#### What you are asked to do
Translate the sentence "My dataset is divided into 9 equal parts." from the Keras cross-validation post below into Spanish.

#### Passage for review
● ● ● ●

I have a generator function which generates tuples of (inputs, targets) on which my model is trained using the fit_generator()
method in Keras.
My dataset is divided into 9 equal parts. I wish to perform a leave-one-out cross validation on the dataset using the fit_generator()
method and keep the learned parameters of the previous training intact.
My question is that will calling fit_generator()
multiple times on the model make it re-learn its learned parameters on the previous train and validation sets from scratch or will it keep those learned parameters intact leading to improvement of accuracy?
After a little digging I found that the fit()
method in Keras retains the learned parameters as over here Calling "fit" multiple times in Keras but I'm not sure if the same happens for fit_generator()
and if it does can it be used for cross-validation of data.
The pseudo-code I'm thinking of implementing to achieve the cross-validation is as follows:
class DatasetGenerator(Sequence):
def __init__(validation_id, mode):
#Some code
def __getitem__():
#The generator function
#Some code
return (inputs, targets)
for id in range(9):
train_set = DatasetGenerator(id, 'train')
#train_set contains all 8 parts leaving the id part out for validation.
validation_set = DatasetGenerator(id, 'val')
#val_set contains the id part.
history = model.fit_generator(train_set, epochs = 10, steps_per_epoch = 24000, validation_data = val_set, validation_steps = 3000)
print('History Dict:', history.history)
results = model.evaluate_generator(test_set, steps=steps)
print('Test loss, acc:', results)
Will the model
keep the learned parameters intact and improve upon them for each iteration of the for
loop?

● ● ● ●

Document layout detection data
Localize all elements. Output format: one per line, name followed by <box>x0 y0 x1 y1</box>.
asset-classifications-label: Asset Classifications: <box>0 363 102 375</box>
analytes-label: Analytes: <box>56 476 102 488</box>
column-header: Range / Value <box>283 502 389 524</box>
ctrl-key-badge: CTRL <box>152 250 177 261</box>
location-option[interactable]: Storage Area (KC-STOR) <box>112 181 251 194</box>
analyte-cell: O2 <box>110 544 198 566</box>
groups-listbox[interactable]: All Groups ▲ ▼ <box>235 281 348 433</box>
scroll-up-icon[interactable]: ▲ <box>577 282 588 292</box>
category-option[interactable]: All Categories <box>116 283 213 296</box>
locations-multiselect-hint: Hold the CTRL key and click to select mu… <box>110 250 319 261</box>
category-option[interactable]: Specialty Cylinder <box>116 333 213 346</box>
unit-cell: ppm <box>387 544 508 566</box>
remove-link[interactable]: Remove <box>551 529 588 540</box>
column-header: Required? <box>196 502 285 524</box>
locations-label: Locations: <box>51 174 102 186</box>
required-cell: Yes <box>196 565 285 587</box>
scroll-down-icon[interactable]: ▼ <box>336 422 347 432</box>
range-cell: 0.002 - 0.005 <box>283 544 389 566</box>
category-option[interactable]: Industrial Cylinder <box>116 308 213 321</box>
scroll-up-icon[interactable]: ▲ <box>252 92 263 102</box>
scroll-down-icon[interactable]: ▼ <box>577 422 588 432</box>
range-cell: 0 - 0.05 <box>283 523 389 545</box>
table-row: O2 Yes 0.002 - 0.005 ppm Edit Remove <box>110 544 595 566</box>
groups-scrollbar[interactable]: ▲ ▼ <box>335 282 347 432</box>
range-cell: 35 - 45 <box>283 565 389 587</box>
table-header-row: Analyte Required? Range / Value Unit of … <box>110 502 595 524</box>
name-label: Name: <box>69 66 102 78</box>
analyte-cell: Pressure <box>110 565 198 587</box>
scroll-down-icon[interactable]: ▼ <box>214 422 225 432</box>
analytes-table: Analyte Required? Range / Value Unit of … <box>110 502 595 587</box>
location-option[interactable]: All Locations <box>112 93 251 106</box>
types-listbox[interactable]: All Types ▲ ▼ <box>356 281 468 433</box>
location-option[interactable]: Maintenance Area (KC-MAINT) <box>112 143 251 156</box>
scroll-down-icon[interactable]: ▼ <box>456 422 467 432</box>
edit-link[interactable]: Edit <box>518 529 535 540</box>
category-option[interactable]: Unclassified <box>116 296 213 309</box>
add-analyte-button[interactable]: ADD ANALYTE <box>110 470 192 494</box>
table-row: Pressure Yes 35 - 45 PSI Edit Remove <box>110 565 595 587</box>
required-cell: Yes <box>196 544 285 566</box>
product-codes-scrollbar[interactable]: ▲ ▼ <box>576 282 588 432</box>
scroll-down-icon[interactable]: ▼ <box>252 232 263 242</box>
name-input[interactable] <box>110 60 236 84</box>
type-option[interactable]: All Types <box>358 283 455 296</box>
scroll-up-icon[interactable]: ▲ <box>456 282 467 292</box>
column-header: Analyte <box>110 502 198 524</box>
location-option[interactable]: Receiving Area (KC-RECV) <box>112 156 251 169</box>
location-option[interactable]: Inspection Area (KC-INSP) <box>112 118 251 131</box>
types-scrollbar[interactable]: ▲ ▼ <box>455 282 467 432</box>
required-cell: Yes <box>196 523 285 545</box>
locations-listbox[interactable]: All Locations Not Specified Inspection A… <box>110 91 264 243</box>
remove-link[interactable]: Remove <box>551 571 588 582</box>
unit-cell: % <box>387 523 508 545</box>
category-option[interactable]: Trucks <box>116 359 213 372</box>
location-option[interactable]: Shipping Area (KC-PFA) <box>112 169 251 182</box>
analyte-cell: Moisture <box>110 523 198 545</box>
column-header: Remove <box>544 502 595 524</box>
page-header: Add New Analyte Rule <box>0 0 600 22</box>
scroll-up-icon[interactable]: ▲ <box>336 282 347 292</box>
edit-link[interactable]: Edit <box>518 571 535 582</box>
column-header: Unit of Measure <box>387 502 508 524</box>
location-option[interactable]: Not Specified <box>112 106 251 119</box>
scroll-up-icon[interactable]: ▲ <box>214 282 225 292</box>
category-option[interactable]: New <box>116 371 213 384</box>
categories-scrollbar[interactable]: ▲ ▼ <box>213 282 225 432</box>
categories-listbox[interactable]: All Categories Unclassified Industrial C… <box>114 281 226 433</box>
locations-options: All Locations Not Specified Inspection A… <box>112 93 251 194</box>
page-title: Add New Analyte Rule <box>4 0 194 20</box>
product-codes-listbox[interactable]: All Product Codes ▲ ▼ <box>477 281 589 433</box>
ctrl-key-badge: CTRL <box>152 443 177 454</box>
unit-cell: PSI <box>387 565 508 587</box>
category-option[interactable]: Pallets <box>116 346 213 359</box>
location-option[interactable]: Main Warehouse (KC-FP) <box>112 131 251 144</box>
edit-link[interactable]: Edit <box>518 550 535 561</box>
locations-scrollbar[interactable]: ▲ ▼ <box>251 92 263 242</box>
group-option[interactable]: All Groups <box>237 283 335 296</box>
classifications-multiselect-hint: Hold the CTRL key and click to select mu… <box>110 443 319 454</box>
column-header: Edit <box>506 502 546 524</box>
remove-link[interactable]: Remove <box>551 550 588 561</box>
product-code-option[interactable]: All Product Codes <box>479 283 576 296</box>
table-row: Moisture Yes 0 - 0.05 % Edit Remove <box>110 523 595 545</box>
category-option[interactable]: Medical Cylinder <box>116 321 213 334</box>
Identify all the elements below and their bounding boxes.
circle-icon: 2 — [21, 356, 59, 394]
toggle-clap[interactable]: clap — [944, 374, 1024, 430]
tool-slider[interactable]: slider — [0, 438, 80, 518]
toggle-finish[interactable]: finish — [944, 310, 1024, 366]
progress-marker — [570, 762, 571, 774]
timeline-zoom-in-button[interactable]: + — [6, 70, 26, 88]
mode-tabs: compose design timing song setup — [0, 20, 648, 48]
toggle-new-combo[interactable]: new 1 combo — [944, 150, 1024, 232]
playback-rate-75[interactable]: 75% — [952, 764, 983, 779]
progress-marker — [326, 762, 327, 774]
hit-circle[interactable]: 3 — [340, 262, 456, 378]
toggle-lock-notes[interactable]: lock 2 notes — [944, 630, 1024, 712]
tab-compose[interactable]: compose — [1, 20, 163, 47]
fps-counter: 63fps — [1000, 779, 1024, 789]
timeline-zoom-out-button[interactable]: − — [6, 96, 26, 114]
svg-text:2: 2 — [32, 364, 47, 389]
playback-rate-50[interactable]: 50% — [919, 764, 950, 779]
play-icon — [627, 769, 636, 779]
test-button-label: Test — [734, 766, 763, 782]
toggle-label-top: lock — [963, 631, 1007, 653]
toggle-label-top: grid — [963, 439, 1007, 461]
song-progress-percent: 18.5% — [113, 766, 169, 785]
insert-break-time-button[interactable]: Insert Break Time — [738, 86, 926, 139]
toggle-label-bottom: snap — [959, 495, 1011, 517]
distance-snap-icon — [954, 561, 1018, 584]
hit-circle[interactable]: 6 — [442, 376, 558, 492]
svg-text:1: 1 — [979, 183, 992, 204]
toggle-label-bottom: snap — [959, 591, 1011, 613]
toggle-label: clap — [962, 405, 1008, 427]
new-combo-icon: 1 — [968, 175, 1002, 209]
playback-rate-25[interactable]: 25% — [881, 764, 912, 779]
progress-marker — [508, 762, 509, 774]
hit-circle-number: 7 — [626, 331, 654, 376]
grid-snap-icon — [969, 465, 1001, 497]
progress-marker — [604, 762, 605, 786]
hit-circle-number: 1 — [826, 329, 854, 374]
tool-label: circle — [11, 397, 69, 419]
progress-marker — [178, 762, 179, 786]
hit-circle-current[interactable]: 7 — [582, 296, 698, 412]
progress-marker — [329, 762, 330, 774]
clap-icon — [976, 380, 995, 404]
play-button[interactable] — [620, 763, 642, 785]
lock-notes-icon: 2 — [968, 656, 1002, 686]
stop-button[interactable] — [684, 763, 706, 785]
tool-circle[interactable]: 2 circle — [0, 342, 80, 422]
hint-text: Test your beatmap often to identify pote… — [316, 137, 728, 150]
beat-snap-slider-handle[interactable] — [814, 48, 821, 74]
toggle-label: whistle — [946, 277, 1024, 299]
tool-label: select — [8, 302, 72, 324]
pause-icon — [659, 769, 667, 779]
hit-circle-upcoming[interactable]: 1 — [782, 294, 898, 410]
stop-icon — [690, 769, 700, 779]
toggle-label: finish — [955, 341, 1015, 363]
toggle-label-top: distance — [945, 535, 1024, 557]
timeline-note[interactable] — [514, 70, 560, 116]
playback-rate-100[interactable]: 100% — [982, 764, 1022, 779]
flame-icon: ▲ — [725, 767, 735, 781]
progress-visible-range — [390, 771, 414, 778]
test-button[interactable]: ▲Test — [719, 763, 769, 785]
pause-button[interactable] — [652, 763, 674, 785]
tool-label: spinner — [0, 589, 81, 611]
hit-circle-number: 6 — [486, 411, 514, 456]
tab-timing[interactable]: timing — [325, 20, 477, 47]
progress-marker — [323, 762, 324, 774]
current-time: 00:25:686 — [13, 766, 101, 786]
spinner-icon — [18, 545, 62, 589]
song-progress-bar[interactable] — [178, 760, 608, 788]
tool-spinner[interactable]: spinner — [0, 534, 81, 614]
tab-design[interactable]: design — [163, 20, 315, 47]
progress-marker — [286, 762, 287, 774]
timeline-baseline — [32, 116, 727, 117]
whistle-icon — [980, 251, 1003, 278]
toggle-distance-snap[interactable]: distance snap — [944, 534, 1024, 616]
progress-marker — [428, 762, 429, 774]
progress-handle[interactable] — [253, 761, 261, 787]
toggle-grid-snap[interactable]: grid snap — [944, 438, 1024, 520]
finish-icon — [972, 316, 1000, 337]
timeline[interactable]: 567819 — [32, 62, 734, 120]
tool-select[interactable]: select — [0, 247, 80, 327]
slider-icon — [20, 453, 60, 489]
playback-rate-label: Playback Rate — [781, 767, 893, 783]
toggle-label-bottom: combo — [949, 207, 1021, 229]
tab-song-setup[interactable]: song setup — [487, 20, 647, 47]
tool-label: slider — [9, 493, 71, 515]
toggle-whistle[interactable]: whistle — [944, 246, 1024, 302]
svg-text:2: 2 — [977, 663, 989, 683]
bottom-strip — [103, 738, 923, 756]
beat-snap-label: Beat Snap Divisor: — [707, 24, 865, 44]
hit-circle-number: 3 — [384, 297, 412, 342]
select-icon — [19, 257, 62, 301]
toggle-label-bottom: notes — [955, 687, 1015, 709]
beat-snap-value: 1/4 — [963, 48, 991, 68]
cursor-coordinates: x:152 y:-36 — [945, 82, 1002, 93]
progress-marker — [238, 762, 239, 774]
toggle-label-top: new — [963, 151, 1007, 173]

● ● ● ●

#### Response below
Mi conjunto de datos está dividido en 9 partes iguales.